SSL Stands for "Secure Sockets Layer." SSL is a secure protocol developed for sending information securely over the Internet. Many websites use SSL for secure areas of their sites, such as user account pages and online checkout. Usually, when you are asked to "log in" on a website, the resulting page is secured by SSL.

While SSL is most commonly seen on the Web (HTTP), it is also used to secure other Internet protocols, such as SMTP for sending e-mail and NNTP for newsgroups. Early implementations of SSL were limited to 40-bit encryption, but now most SSL secured protocols use 128-bit encryption or higher.

How does SSL Works?

SSL consists of two distinct entities namely server and client. The client is the entity which starts the transactions on the other hand server is the entity which responds to client and negotiates with cipher suites and also does negotiate that which cipher suites will be used for encryption. In SSL client is Web browser and the server is the Website.

SSL works on three protocols namely the Handshake Protocol, the Record Protocol & the Alert Protocol. The server is authenticated by the client at the time of the Handshake Protocol. After that Record Protocol phase comes into play to encrypt the data transfer once the handshake protocol is completed. Lastly, Alert Protocol is used to handle any questionable packets if any alarms tick on any point during the time of the session.

TASK TO COMPLETE.
Print everything in the SSL text from "SSL Stands for" down to "does SSL Works?". The entries are separate material with no connection to the SSL text.

[Bounding-box prediction data]

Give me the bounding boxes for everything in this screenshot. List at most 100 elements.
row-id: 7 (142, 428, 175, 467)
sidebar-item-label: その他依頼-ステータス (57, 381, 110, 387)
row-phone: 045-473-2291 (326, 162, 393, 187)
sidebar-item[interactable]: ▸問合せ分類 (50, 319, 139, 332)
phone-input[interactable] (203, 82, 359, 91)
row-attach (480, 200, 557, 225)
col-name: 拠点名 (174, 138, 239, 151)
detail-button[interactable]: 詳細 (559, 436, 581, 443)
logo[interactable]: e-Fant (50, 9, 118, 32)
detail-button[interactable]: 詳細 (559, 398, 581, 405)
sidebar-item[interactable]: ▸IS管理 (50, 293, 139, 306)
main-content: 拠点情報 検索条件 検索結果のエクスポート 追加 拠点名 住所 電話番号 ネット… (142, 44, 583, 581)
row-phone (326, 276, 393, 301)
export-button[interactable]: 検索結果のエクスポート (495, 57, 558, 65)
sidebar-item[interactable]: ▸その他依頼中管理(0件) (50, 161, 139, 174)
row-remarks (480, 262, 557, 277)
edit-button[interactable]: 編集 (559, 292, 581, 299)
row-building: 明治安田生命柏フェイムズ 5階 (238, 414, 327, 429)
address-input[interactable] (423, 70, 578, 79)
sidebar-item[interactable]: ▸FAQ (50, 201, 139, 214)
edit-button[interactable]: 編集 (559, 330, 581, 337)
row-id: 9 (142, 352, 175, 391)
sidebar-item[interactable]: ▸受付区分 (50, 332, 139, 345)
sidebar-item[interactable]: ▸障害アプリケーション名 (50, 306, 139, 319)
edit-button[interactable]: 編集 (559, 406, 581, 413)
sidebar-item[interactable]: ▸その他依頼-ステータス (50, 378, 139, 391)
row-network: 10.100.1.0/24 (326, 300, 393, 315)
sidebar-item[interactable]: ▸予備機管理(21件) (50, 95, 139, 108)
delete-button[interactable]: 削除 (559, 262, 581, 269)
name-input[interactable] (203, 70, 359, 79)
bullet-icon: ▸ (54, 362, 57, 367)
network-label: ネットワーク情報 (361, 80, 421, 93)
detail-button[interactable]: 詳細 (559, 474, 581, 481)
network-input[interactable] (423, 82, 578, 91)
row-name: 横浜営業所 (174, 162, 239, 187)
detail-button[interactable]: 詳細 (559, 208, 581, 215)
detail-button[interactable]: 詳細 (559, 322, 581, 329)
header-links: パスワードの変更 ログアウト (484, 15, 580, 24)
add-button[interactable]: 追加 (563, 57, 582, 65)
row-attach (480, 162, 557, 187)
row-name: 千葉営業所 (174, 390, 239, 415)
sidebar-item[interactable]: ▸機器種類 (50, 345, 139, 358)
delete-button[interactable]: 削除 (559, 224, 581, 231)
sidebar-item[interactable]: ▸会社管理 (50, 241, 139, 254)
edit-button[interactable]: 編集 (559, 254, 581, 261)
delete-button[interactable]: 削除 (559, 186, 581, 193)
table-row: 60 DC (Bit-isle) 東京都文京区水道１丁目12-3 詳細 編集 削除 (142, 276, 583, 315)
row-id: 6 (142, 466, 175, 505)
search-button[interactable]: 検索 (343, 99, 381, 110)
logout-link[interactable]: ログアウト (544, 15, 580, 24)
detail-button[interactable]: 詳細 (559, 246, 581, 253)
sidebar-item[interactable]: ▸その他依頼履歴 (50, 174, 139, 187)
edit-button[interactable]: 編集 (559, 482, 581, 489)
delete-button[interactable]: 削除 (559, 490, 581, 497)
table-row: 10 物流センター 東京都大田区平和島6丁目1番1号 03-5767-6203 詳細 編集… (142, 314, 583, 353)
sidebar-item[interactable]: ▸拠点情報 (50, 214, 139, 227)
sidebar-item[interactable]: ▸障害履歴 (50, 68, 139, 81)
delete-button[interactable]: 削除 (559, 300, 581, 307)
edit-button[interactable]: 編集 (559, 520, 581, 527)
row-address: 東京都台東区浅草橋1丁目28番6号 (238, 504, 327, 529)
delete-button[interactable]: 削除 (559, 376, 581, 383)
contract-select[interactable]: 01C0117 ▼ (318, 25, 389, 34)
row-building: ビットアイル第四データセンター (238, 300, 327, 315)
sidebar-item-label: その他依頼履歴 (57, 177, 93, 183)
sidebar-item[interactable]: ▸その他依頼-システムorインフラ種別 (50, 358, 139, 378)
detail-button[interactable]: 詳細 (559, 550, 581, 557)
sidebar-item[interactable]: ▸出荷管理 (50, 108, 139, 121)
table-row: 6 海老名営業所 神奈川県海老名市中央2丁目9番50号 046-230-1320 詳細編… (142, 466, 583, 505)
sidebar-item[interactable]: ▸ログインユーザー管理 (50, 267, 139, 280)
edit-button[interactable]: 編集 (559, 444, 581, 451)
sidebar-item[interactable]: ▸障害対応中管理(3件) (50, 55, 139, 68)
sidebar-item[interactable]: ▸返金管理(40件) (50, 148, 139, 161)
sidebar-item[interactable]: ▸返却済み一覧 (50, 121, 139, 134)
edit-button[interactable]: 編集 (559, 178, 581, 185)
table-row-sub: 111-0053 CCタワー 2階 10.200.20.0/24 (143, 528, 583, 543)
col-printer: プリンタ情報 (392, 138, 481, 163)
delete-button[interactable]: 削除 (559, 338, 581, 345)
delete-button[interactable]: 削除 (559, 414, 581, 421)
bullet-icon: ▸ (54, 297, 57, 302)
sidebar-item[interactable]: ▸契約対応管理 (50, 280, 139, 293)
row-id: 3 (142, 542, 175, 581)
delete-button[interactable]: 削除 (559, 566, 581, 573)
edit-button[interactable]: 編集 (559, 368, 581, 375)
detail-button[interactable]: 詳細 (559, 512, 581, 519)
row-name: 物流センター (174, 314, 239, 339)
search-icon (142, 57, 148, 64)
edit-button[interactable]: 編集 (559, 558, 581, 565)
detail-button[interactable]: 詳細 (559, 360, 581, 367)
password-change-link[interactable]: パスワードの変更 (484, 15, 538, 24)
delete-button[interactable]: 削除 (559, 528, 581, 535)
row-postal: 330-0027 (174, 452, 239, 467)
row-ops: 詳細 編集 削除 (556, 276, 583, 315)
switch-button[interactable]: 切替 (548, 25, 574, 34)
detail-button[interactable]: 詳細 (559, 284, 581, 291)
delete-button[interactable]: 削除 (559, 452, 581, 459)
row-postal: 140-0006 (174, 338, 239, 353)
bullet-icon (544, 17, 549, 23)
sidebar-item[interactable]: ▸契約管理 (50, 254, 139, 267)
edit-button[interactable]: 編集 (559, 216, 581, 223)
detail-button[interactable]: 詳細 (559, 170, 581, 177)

TASK SOLUTION.
SSL Stands for "Secure Sockets Layer." SSL is a secure protocol developed for sending information securely over the Internet. Many websites use SSL for secure areas of their sites, such as user account pages and online checkout. Usually, when you are asked to "log in" on a website, the resulting page is secured by SSL.

While SSL is most commonly seen on the Web (HTTP), it is also used to secure other Internet protocols, such as SMTP for sending e-mail and NNTP for newsgroups. Early implementations of SSL were limited to 40-bit encryption, but now most SSL secured protocols use 128-bit encryption or higher.

How does SSL Works?